◆ GOAL:
Write out all the entries word for word, but skip any images.

(begin)

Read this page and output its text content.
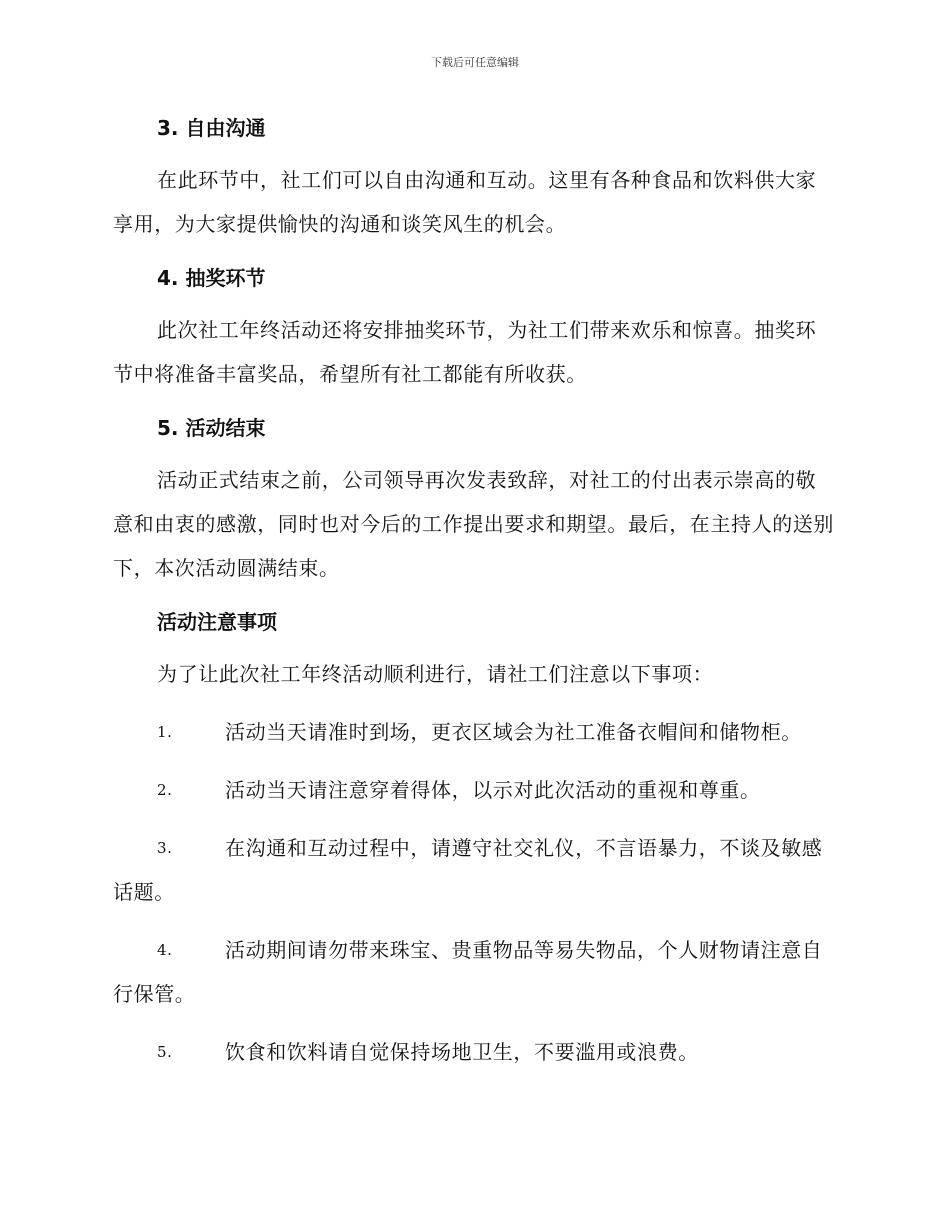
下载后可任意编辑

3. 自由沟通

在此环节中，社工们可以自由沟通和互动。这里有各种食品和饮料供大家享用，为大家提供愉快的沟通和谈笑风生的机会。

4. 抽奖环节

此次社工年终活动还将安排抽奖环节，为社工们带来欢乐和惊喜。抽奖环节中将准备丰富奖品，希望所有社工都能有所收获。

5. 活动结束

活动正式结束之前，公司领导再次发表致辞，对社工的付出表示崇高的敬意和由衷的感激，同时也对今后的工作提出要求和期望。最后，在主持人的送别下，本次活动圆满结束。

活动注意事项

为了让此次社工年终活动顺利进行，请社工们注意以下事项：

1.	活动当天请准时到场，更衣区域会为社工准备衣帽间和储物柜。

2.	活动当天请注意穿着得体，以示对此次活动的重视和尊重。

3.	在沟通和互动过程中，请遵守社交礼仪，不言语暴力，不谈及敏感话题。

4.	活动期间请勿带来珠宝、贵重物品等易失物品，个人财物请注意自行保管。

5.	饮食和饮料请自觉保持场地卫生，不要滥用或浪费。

(end)

◆ THE SOLUTION:
Read this page and output its text content.
下载后可任意编辑

3. 自由沟通

在此环节中，社工们可以自由沟通和互动。这里有各种食品和饮料供大家享用，为大家提供愉快的沟通和谈笑风生的机会。

4. 抽奖环节

此次社工年终活动还将安排抽奖环节，为社工们带来欢乐和惊喜。抽奖环节中将准备丰富奖品，希望所有社工都能有所收获。

5. 活动结束

活动正式结束之前，公司领导再次发表致辞，对社工的付出表示崇高的敬意和由衷的感激，同时也对今后的工作提出要求和期望。最后，在主持人的送别下，本次活动圆满结束。

活动注意事项

为了让此次社工年终活动顺利进行，请社工们注意以下事项：

1.	活动当天请准时到场，更衣区域会为社工准备衣帽间和储物柜。

2.	活动当天请注意穿着得体，以示对此次活动的重视和尊重。

3.	在沟通和互动过程中，请遵守社交礼仪，不言语暴力，不谈及敏感话题。

4.	活动期间请勿带来珠宝、贵重物品等易失物品，个人财物请注意自行保管。

5.	饮食和饮料请自觉保持场地卫生，不要滥用或浪费。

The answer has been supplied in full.